RECORDS FOR THIS TASK:
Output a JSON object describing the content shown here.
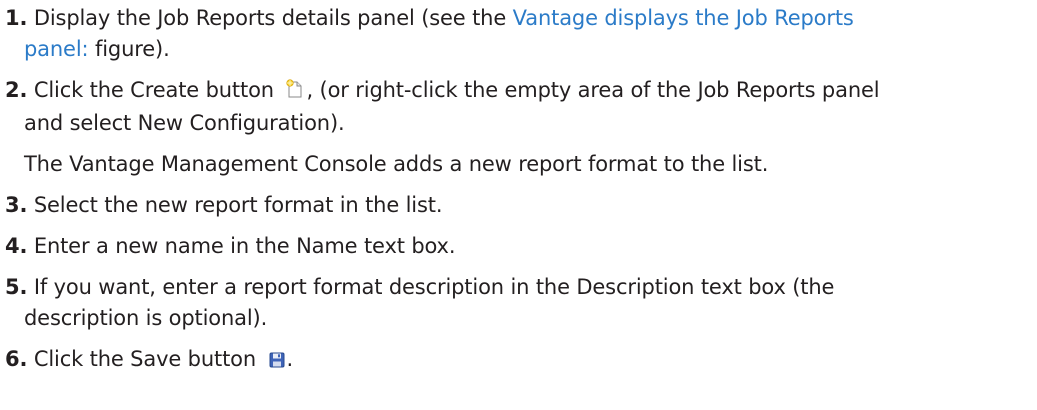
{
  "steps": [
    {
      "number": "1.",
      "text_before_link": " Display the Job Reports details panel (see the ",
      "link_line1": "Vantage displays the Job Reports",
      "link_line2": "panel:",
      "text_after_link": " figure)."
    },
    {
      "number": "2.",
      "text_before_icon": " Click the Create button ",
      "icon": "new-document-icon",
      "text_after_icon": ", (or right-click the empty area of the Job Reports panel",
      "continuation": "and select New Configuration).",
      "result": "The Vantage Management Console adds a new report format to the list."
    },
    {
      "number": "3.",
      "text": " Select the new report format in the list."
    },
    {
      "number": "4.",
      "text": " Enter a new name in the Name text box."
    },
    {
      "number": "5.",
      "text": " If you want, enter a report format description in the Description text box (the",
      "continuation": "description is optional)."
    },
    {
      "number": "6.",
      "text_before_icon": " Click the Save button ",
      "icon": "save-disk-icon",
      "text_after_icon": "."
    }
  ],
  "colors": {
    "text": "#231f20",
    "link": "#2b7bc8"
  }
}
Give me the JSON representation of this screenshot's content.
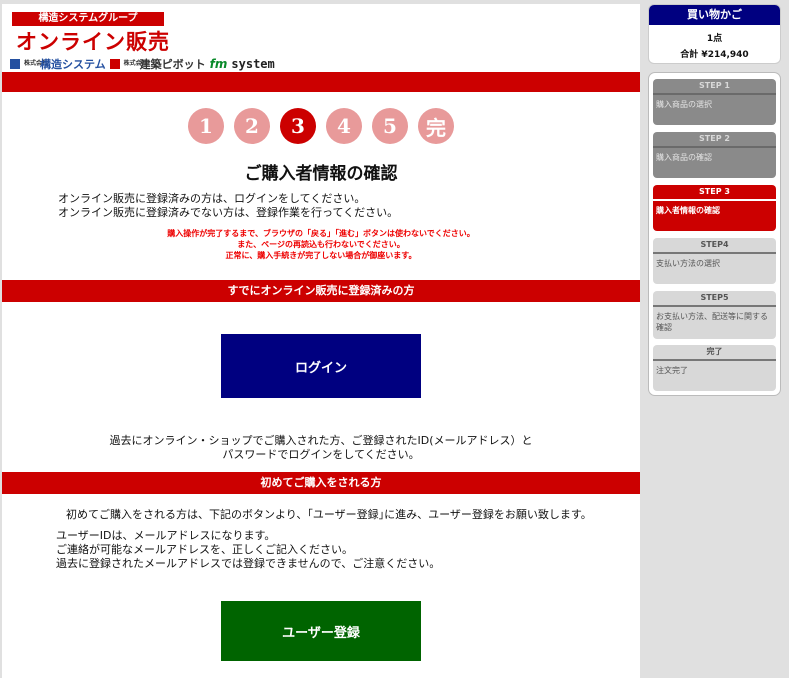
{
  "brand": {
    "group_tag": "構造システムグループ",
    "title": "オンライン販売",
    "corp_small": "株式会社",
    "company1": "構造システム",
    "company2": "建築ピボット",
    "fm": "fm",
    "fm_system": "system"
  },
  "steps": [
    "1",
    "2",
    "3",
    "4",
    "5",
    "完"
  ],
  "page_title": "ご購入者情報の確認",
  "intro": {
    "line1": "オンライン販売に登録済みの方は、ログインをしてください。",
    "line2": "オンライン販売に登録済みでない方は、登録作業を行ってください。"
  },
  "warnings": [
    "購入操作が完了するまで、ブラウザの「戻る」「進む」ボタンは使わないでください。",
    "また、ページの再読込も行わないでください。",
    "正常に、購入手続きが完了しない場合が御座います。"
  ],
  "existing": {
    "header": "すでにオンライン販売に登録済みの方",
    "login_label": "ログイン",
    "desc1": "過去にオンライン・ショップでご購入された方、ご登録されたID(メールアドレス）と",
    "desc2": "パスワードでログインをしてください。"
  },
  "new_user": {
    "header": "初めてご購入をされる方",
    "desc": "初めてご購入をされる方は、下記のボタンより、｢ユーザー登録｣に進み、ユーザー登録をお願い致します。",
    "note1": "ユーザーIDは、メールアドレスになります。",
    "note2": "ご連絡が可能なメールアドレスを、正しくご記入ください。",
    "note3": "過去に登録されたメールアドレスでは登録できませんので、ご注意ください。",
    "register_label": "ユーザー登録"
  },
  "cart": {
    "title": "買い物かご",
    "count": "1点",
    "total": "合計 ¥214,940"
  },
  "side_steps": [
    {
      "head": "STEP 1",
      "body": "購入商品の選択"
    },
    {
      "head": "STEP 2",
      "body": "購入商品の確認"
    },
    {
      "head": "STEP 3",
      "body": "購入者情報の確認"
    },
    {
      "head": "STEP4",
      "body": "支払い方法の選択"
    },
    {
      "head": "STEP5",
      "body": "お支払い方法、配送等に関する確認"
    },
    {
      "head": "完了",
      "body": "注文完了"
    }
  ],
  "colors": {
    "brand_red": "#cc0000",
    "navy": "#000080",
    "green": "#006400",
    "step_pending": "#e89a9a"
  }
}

INSTRUCTIONS TO FOLLOW: Reproduce all of the data exactly, omitting each picture it holds.

COMPLETE OUTPUT:
Output a JSON object describing the content shown here.
{
  "steps": [
    {
      "number": "1.",
      "text_before_link": " Display the Job Reports details panel (see the ",
      "link_line1": "Vantage displays the Job Reports",
      "link_line2": "panel:",
      "text_after_link": " figure)."
    },
    {
      "number": "2.",
      "text_before_icon": " Click the Create button ",
      "icon": "new-document-icon",
      "text_after_icon": ", (or right-click the empty area of the Job Reports panel",
      "continuation": "and select New Configuration).",
      "result": "The Vantage Management Console adds a new report format to the list."
    },
    {
      "number": "3.",
      "text": " Select the new report format in the list."
    },
    {
      "number": "4.",
      "text": " Enter a new name in the Name text box."
    },
    {
      "number": "5.",
      "text": " If you want, enter a report format description in the Description text box (the",
      "continuation": "description is optional)."
    },
    {
      "number": "6.",
      "text_before_icon": " Click the Save button ",
      "icon": "save-disk-icon",
      "text_after_icon": "."
    }
  ],
  "colors": {
    "text": "#231f20",
    "link": "#2b7bc8"
  }
}
Give me the JSON representation of this screenshot's content.
{
  "brand": {
    "group_tag": "構造システムグループ",
    "title": "オンライン販売",
    "corp_small": "株式会社",
    "company1": "構造システム",
    "company2": "建築ピボット",
    "fm": "fm",
    "fm_system": "system"
  },
  "steps": [
    "1",
    "2",
    "3",
    "4",
    "5",
    "完"
  ],
  "page_title": "ご購入者情報の確認",
  "intro": {
    "line1": "オンライン販売に登録済みの方は、ログインをしてください。",
    "line2": "オンライン販売に登録済みでない方は、登録作業を行ってください。"
  },
  "warnings": [
    "購入操作が完了するまで、ブラウザの「戻る」「進む」ボタンは使わないでください。",
    "また、ページの再読込も行わないでください。",
    "正常に、購入手続きが完了しない場合が御座います。"
  ],
  "existing": {
    "header": "すでにオンライン販売に登録済みの方",
    "login_label": "ログイン",
    "desc1": "過去にオンライン・ショップでご購入された方、ご登録されたID(メールアドレス）と",
    "desc2": "パスワードでログインをしてください。"
  },
  "new_user": {
    "header": "初めてご購入をされる方",
    "desc": "初めてご購入をされる方は、下記のボタンより、｢ユーザー登録｣に進み、ユーザー登録をお願い致します。",
    "note1": "ユーザーIDは、メールアドレスになります。",
    "note2": "ご連絡が可能なメールアドレスを、正しくご記入ください。",
    "note3": "過去に登録されたメールアドレスでは登録できませんので、ご注意ください。",
    "register_label": "ユーザー登録"
  },
  "cart": {
    "title": "買い物かご",
    "count": "1点",
    "total": "合計 ¥214,940"
  },
  "side_steps": [
    {
      "head": "STEP 1",
      "body": "購入商品の選択"
    },
    {
      "head": "STEP 2",
      "body": "購入商品の確認"
    },
    {
      "head": "STEP 3",
      "body": "購入者情報の確認"
    },
    {
      "head": "STEP4",
      "body": "支払い方法の選択"
    },
    {
      "head": "STEP5",
      "body": "お支払い方法、配送等に関する確認"
    },
    {
      "head": "完了",
      "body": "注文完了"
    }
  ],
  "colors": {
    "brand_red": "#cc0000",
    "navy": "#000080",
    "green": "#006400",
    "step_pending": "#e89a9a"
  }
}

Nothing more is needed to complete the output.